▸ Text passage
□ □ □ □

Hello I am Zin and it is time to pitch!
There are no cooking challenges today! First they meet with Bobby, Giada, and Alton to fine-tune their ideas for a show. Then they do their perfected pitches to Susie and Tush and one of them gets sent home. Then the three that survive meet with Surprise Guest Mentor Guy Fieri at a site specific to their show concept and film a pilot. We see the pilot (or at least the parts they want us to see) and then the Viewers Like You (no that is PBS… the viewers nothing like you, then) vote up to 10 times a day until 9am Wednesday August 9th. I am not going to vote because I do not really care who wins. I will watch one or maybe two of whatever the new show is just to see how closely it resembles what they said it would be and that will be all I need.
Russell is excited because he is starting to peek – no, peak, I think. Damaris is nervous because the last time she was in front of Susie and Tush back in Ep. 5 she was drunk. Stacey has to figure out how to connect emotionally. Rodney is going to get confetti, roses, and a Food Network Sash around his chest. He seems to have confused this with Miss America! I am almost relieved that Nikki was spared this. Oh, shout-out to MoHub whose comments last week inspired me to make rice pilaf in honor of Nikki! Saturday I sautéed my rice mixture (brown, wild, white, and red though I do not understand red rice) and the usual veggies and my favorite tajine-like spice mix (cinnamon, ginger, cumin, allspice) then put in pine nuts and dried cranberries and and it was delicious! I added Canadian Bacon for Russell and faced south for Damaris (sorry, MoHub, I can not do Skynyrd) and said “Pie Style!” for Rodney because that is all Pie Style seems to be and made it in my Vintage Kitchen (and I am pretty Vintage myself) so I got the Final 5 in! I have a lot left over so I will be eating Sinful Pie Style Vintage South-facing rice pilaf for dinner for a few days! I hope rice pilaf freezes well!

□ □ □ □

▸ Input data

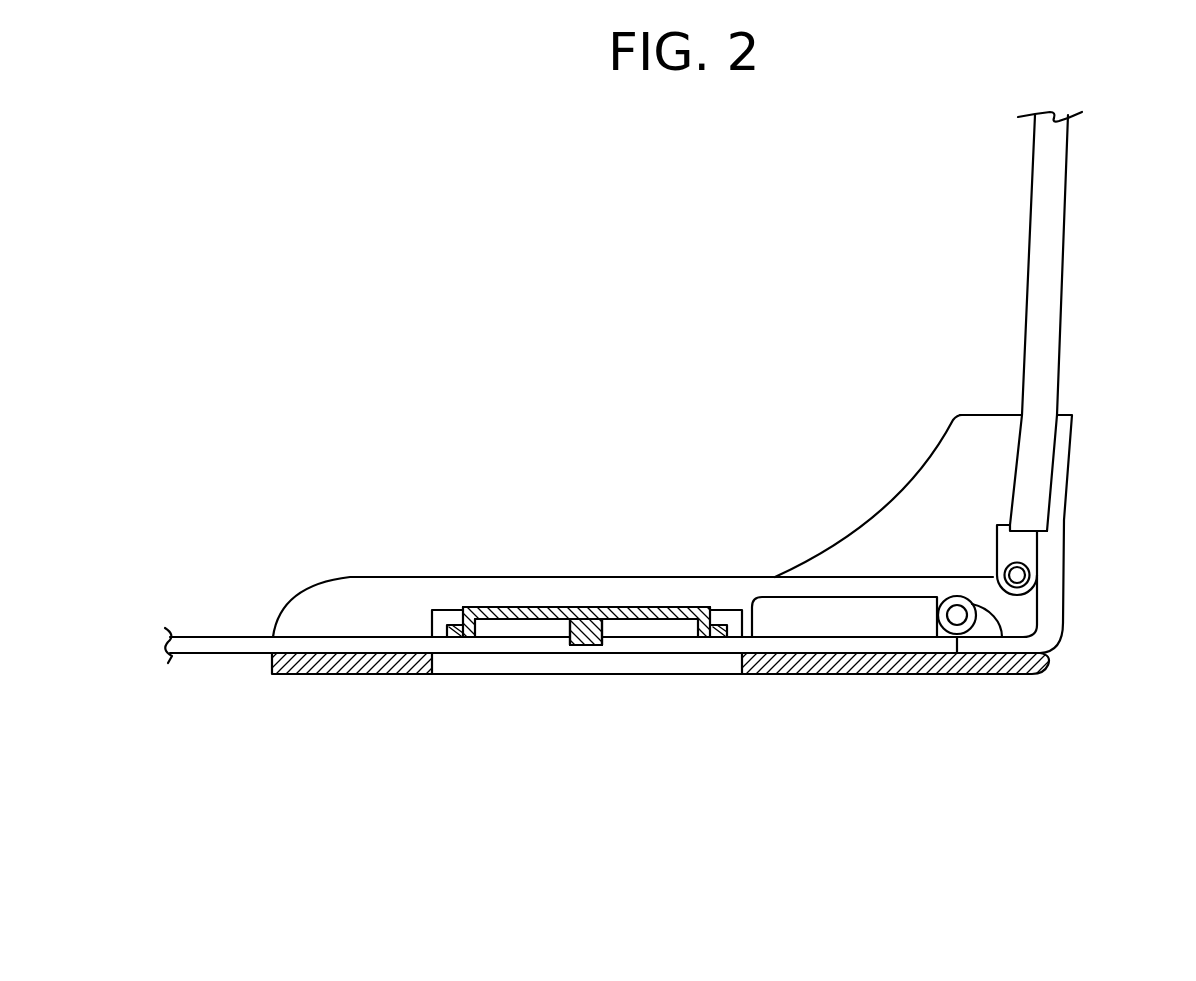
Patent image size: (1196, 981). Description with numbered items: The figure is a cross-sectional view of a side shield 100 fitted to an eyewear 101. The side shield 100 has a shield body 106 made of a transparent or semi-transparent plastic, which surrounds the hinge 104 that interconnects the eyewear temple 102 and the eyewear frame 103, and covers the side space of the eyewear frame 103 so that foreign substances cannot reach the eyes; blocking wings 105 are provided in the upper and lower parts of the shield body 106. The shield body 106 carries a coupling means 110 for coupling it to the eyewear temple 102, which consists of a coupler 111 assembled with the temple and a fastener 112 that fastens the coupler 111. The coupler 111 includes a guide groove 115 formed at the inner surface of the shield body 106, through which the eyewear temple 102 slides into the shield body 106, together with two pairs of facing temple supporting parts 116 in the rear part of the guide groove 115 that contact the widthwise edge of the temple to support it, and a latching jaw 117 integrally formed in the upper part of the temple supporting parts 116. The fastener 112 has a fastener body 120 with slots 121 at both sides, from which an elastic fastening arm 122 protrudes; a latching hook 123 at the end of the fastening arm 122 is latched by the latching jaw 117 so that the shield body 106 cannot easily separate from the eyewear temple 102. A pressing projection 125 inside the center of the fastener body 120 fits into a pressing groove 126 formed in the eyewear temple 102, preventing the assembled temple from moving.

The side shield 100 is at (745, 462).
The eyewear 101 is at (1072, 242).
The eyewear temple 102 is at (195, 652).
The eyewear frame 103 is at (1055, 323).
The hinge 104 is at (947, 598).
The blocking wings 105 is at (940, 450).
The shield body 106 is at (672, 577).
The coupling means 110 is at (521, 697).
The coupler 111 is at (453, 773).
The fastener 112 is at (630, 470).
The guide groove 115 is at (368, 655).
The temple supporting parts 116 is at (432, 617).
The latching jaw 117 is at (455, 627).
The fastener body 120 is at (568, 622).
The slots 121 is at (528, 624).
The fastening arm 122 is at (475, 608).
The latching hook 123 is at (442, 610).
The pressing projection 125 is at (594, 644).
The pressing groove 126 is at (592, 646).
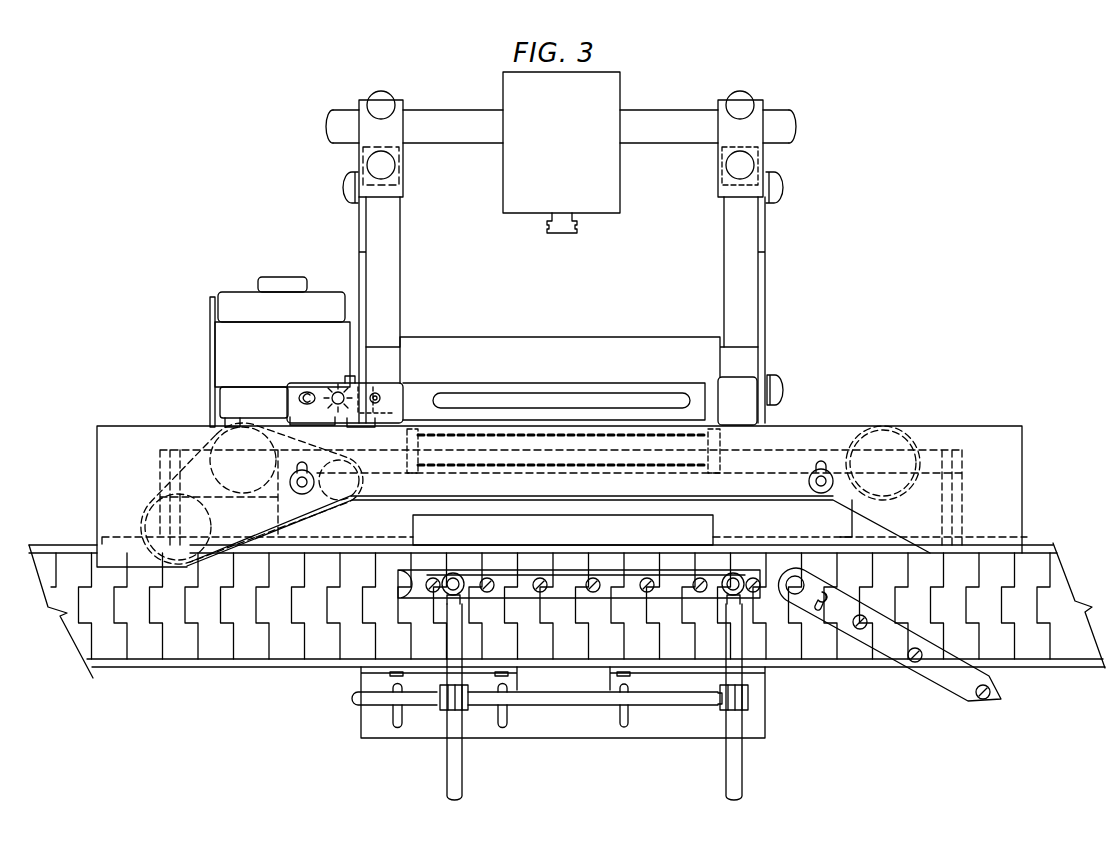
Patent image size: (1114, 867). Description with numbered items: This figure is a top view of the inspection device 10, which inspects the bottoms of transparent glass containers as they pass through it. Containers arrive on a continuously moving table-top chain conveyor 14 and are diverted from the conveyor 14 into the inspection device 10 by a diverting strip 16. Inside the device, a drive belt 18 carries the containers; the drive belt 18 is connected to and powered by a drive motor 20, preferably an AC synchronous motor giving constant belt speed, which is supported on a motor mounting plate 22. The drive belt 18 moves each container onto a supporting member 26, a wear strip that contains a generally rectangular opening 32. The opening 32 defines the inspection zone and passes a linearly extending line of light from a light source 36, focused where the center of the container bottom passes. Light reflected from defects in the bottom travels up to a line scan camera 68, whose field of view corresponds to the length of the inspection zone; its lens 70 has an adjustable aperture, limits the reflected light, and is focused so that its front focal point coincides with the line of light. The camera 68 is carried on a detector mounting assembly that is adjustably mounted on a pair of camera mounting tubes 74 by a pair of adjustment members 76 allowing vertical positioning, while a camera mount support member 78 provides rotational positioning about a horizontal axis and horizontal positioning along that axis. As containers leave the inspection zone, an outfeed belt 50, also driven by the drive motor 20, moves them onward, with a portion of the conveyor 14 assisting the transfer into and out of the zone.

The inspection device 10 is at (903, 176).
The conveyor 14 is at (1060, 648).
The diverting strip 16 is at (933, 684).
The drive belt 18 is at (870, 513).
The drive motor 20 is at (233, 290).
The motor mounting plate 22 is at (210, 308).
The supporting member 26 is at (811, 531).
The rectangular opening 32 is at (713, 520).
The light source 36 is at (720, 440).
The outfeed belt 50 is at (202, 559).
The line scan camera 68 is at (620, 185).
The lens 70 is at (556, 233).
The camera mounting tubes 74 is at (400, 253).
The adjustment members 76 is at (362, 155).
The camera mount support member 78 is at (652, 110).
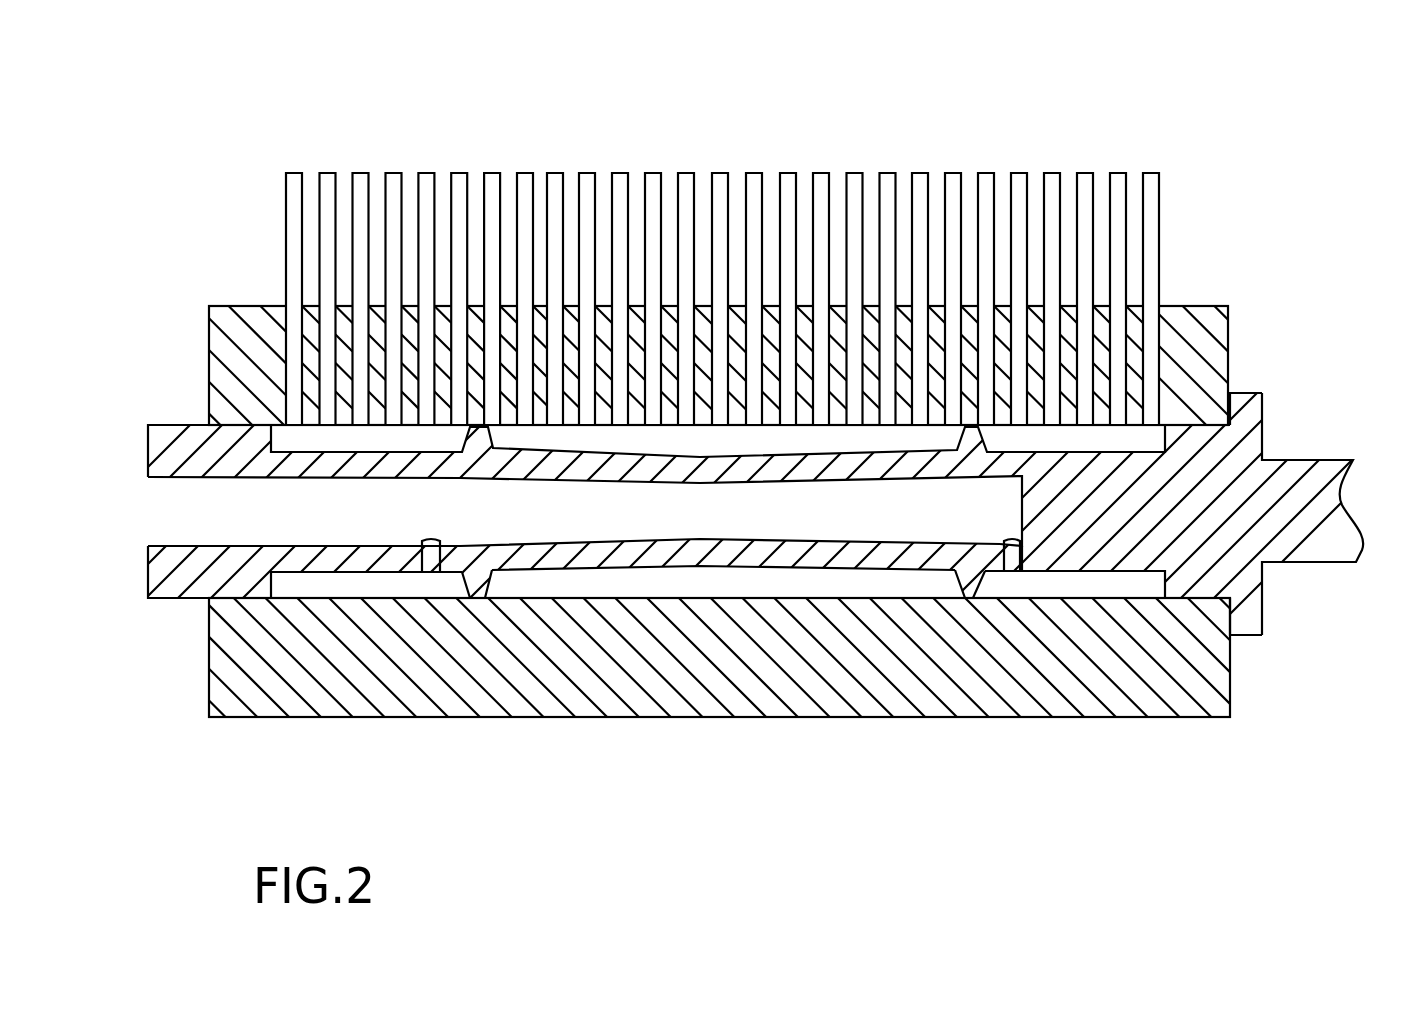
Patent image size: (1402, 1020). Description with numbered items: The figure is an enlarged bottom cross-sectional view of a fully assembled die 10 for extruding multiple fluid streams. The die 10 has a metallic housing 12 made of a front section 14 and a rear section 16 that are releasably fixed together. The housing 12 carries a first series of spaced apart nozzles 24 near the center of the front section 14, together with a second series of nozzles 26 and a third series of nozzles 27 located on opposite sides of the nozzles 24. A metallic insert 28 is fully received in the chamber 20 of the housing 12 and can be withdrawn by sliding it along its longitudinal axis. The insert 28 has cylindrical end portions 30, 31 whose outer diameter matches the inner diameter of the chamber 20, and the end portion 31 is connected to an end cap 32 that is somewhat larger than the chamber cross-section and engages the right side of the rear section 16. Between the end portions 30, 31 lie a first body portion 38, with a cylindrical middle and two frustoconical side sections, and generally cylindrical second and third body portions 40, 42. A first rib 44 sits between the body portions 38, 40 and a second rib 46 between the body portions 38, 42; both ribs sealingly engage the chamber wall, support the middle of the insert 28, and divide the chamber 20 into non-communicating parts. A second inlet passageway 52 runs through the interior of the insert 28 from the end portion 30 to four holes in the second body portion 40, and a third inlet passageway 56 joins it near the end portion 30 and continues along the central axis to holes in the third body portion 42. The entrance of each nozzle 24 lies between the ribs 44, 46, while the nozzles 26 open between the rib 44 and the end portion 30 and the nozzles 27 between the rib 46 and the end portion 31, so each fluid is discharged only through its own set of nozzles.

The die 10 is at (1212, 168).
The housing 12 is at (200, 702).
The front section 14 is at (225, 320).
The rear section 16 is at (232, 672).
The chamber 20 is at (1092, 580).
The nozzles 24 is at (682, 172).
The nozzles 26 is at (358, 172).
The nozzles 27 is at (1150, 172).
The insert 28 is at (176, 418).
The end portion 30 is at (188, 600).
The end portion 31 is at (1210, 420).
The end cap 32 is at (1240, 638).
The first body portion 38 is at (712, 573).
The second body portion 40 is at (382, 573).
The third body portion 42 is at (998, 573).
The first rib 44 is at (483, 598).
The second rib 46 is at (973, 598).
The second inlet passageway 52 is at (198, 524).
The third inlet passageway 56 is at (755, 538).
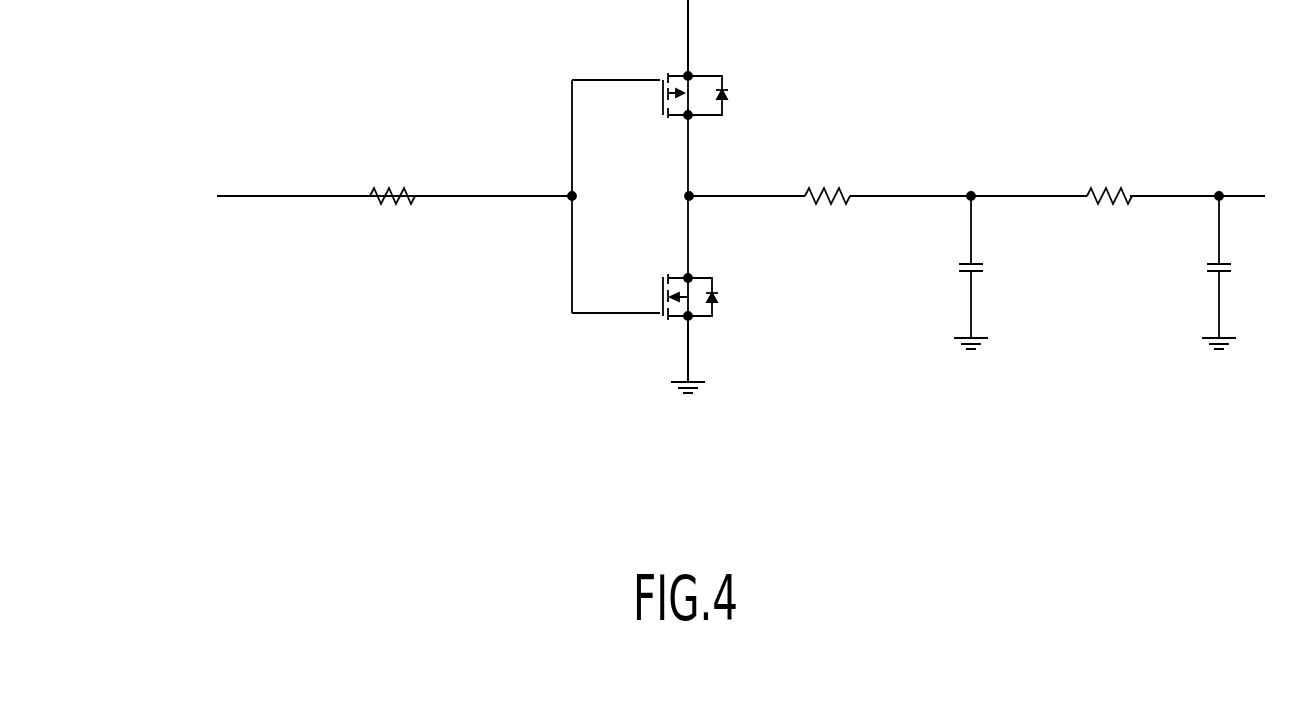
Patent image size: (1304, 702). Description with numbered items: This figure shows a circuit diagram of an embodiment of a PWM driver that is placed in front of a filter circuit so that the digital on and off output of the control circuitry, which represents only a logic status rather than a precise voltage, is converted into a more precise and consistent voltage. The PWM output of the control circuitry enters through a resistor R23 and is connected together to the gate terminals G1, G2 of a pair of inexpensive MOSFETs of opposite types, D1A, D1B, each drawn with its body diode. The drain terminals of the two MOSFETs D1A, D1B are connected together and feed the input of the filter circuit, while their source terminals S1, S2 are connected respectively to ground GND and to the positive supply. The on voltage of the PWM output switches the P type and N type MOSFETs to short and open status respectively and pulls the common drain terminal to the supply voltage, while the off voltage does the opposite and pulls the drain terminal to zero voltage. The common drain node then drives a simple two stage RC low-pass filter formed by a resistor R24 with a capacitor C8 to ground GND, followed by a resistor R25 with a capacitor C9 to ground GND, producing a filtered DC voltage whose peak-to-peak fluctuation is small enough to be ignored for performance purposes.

□ □ □ □

▸ Task instructions
1. In the show recap, begin at the words "There are no" and stop after "all I need.", writing that passage out again with "test episode" substituted for "pilot".
2. Render the listing as a two-column CSV with the columns "request" and "answer", starting at the first line of the listing and stopping after the line that contains "The fastener 112 is at (630, 470).". Give one row per request, put each field in quotes, turn line breaks into spaces, and leave the pictures out.

▸ Replies
1.
There are no cooking challenges today! First they meet with Bobby, Giada, and Alton to fine-tune their ideas for a show. Then they do their perfected pitches to Susie and Tush and one of them gets sent home. Then the three that survive meet with Surprise Guest Mentor Guy Fieri at a site specific to their show concept and film a test episode. We see the test episode (or at least the parts they want us to see) and then the Viewers Like You (no that is PBS… the viewers nothing like you, then) vote up to 10 times a day until 9am Wednesday August 9th. I am not going to vote because I do not really care who wins. I will watch one or maybe two of whatever the new show is just to see how closely it resembles what they said it would be and that will be all I need.

2.
request,answer
"Patent image size: (1196, 981). Description with numbered items: The figure is a cross-sectional view of a side shield 100 fitted to an eyewear 101. The side shield 100 has a shield body 106 made of a transparent or semi-transparent plastic, which surrounds the hinge 104 that interconnects the eyewear temple 102 and the eyewear frame 103, and covers the side space of the eyewear frame 103 so that foreign substances cannot reach the eyes; blocking wings 105 are provided in the upper and lower parts of the shield body 106. The shield body 106 carries a coupling means 110 for coupling it to the eyewear temple 102, which consists of a coupler 111 assembled with the temple and a fastener 112 that fastens the coupler 111. The coupler 111 includes a guide groove 115 formed at the inner surface of the shield body 106, through which the eyewear temple 102 slides into the shield body 106, together with two pairs of facing temple supporting parts 116 in the rear part of the guide groove 115 that contact the widthwise edge of the temple to support it, and a latching jaw 117 integrally formed in the upper part of the temple supporting parts 116. The fastener 112 has a fastener body 120 with slots 121 at both sides, from which an elastic fastening arm 122 protrudes; a latching hook 123 at the end of the fastening arm 122 is latched by the latching jaw 117 so that the shield body 106 cannot easily separate from the eyewear temple 102. A pressing projection 125 inside the center of the fastener body 120 fits into a pressing groove 126 formed in the eyewear temple 102, preventing the assembled temple from moving.","The side shield 100 is at (745, 462). The eyewear 101 is at (1072, 242). The eyewear temple 102 is at (195, 652). The eyewear frame 103 is at (1055, 323). The hinge 104 is at (947, 598). The blocking wings 105 is at (940, 450). The shield body 106 is at (672, 577). The coupling means 110 is at (521, 697). The coupler 111 is at (453, 773). The fastener 112 is at (630, 470)."